## Set task
A verbatim copy of the records is required, with all pictures left out.

## Data records
------

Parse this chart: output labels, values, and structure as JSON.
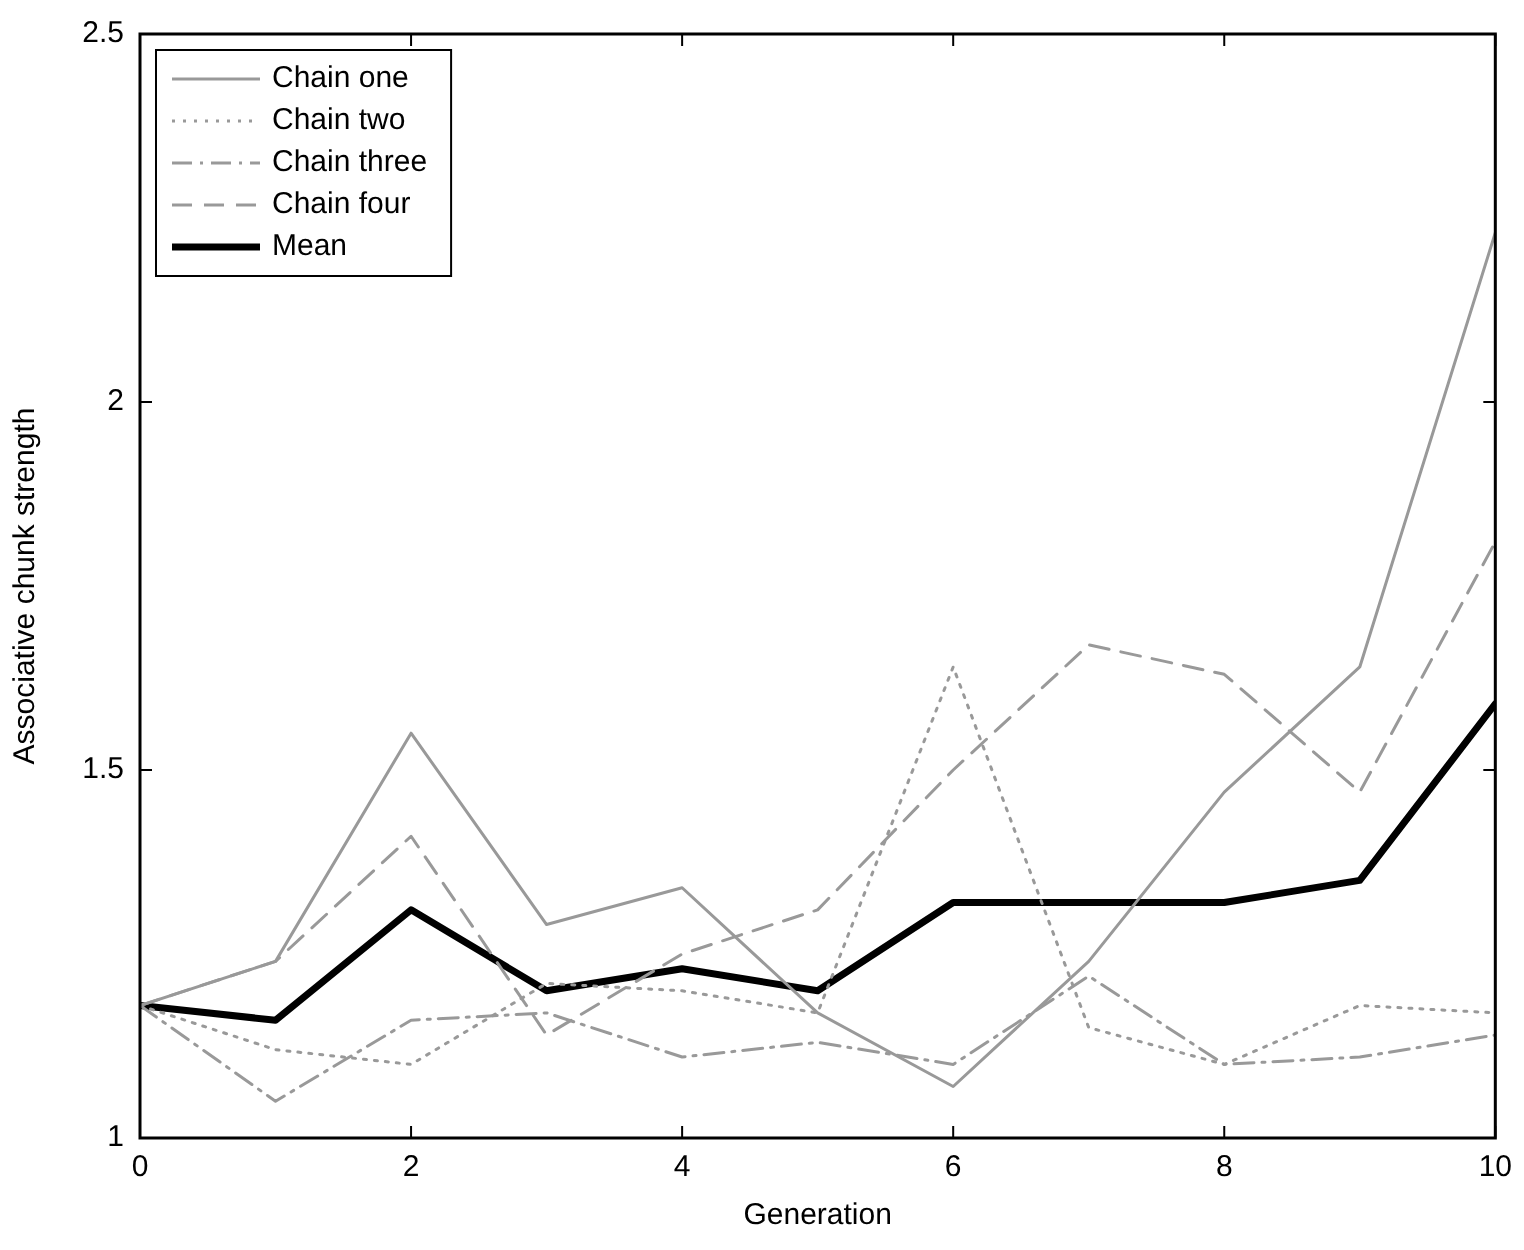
{
  "chart_data": {
    "type": "line",
    "xlabel": "Generation",
    "ylabel": "Associative chunk strength",
    "x": [
      0,
      1,
      2,
      3,
      4,
      5,
      6,
      7,
      8,
      9,
      10
    ],
    "xlim": [
      0,
      10
    ],
    "xticks": [
      0,
      2,
      4,
      6,
      8,
      10
    ],
    "ylim": [
      1,
      2.5
    ],
    "yticks": [
      1,
      1.5,
      2,
      2.5
    ],
    "grid": false,
    "legend": "top left",
    "marker": "none",
    "series": [
      {
        "name": "Chain one",
        "color": "#999999",
        "line_style": "solid",
        "values": [
          1.18,
          1.24,
          1.55,
          1.29,
          1.34,
          1.17,
          1.07,
          1.24,
          1.47,
          1.64,
          2.23
        ]
      },
      {
        "name": "Chain two",
        "color": "#999999",
        "line_style": "dotted",
        "values": [
          1.18,
          1.12,
          1.1,
          1.21,
          1.2,
          1.17,
          1.64,
          1.15,
          1.1,
          1.18,
          1.17
        ]
      },
      {
        "name": "Chain three",
        "color": "#999999",
        "line_style": "dashdot",
        "values": [
          1.18,
          1.05,
          1.16,
          1.17,
          1.11,
          1.13,
          1.1,
          1.22,
          1.1,
          1.11,
          1.14
        ]
      },
      {
        "name": "Chain four",
        "color": "#999999",
        "line_style": "dashed",
        "values": [
          1.18,
          1.24,
          1.41,
          1.14,
          1.25,
          1.31,
          1.5,
          1.67,
          1.63,
          1.47,
          1.81
        ]
      },
      {
        "name": "Mean",
        "color": "#000000",
        "line_style": "solid",
        "values": [
          1.18,
          1.16,
          1.31,
          1.2,
          1.23,
          1.2,
          1.32,
          1.32,
          1.32,
          1.35,
          1.59
        ]
      }
    ]
  }
}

------

## Output for this task
Parse this chart: output labels, values, and structure as JSON.
{
  "chart_data": {
    "type": "line",
    "xlabel": "Generation",
    "ylabel": "Associative chunk strength",
    "x": [
      0,
      1,
      2,
      3,
      4,
      5,
      6,
      7,
      8,
      9,
      10
    ],
    "xlim": [
      0,
      10
    ],
    "xticks": [
      0,
      2,
      4,
      6,
      8,
      10
    ],
    "ylim": [
      1,
      2.5
    ],
    "yticks": [
      1,
      1.5,
      2,
      2.5
    ],
    "grid": false,
    "legend": "top left",
    "marker": "none",
    "series": [
      {
        "name": "Chain one",
        "color": "#999999",
        "line_style": "solid",
        "values": [
          1.18,
          1.24,
          1.55,
          1.29,
          1.34,
          1.17,
          1.07,
          1.24,
          1.47,
          1.64,
          2.23
        ]
      },
      {
        "name": "Chain two",
        "color": "#999999",
        "line_style": "dotted",
        "values": [
          1.18,
          1.12,
          1.1,
          1.21,
          1.2,
          1.17,
          1.64,
          1.15,
          1.1,
          1.18,
          1.17
        ]
      },
      {
        "name": "Chain three",
        "color": "#999999",
        "line_style": "dashdot",
        "values": [
          1.18,
          1.05,
          1.16,
          1.17,
          1.11,
          1.13,
          1.1,
          1.22,
          1.1,
          1.11,
          1.14
        ]
      },
      {
        "name": "Chain four",
        "color": "#999999",
        "line_style": "dashed",
        "values": [
          1.18,
          1.24,
          1.41,
          1.14,
          1.25,
          1.31,
          1.5,
          1.67,
          1.63,
          1.47,
          1.81
        ]
      },
      {
        "name": "Mean",
        "color": "#000000",
        "line_style": "solid",
        "values": [
          1.18,
          1.16,
          1.31,
          1.2,
          1.23,
          1.2,
          1.32,
          1.32,
          1.32,
          1.35,
          1.59
        ]
      }
    ]
  }
}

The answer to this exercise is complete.